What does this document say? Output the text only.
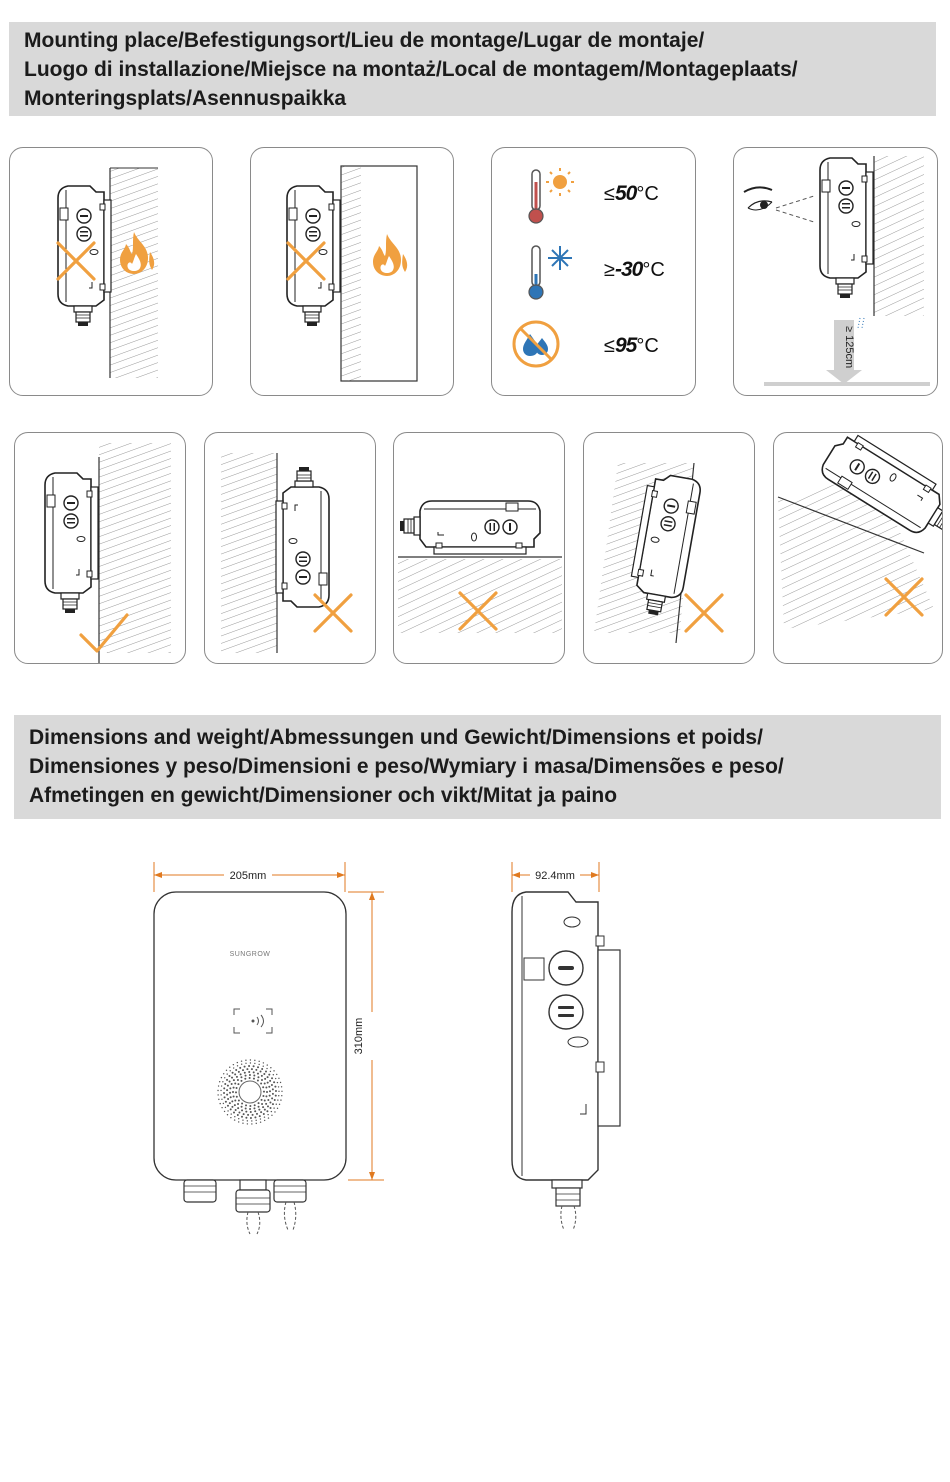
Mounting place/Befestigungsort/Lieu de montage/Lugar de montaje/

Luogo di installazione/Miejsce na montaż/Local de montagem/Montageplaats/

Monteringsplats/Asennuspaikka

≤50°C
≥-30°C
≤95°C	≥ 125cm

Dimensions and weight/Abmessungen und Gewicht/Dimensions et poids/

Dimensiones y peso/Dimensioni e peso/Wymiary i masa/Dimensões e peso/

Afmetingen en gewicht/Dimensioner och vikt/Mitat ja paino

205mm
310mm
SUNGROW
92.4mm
━━━━━━━━
▸ **Exercise aim**
Leave the pictures out and reproduce each record exactly as written.

▸ **Solved exercise**
What does this document say? Output the text only.
Mounting place/Befestigungsort/Lieu de montage/Lugar de montaje/

Luogo di installazione/Miejsce na montaż/Local de montagem/Montageplaats/

Monteringsplats/Asennuspaikka

≤50°C
≥-30°C
≤95°C	≥ 125cm

Dimensions and weight/Abmessungen und Gewicht/Dimensions et poids/

Dimensiones y peso/Dimensioni e peso/Wymiary i masa/Dimensões e peso/

Afmetingen en gewicht/Dimensioner och vikt/Mitat ja paino

205mm
310mm
SUNGROW
92.4mm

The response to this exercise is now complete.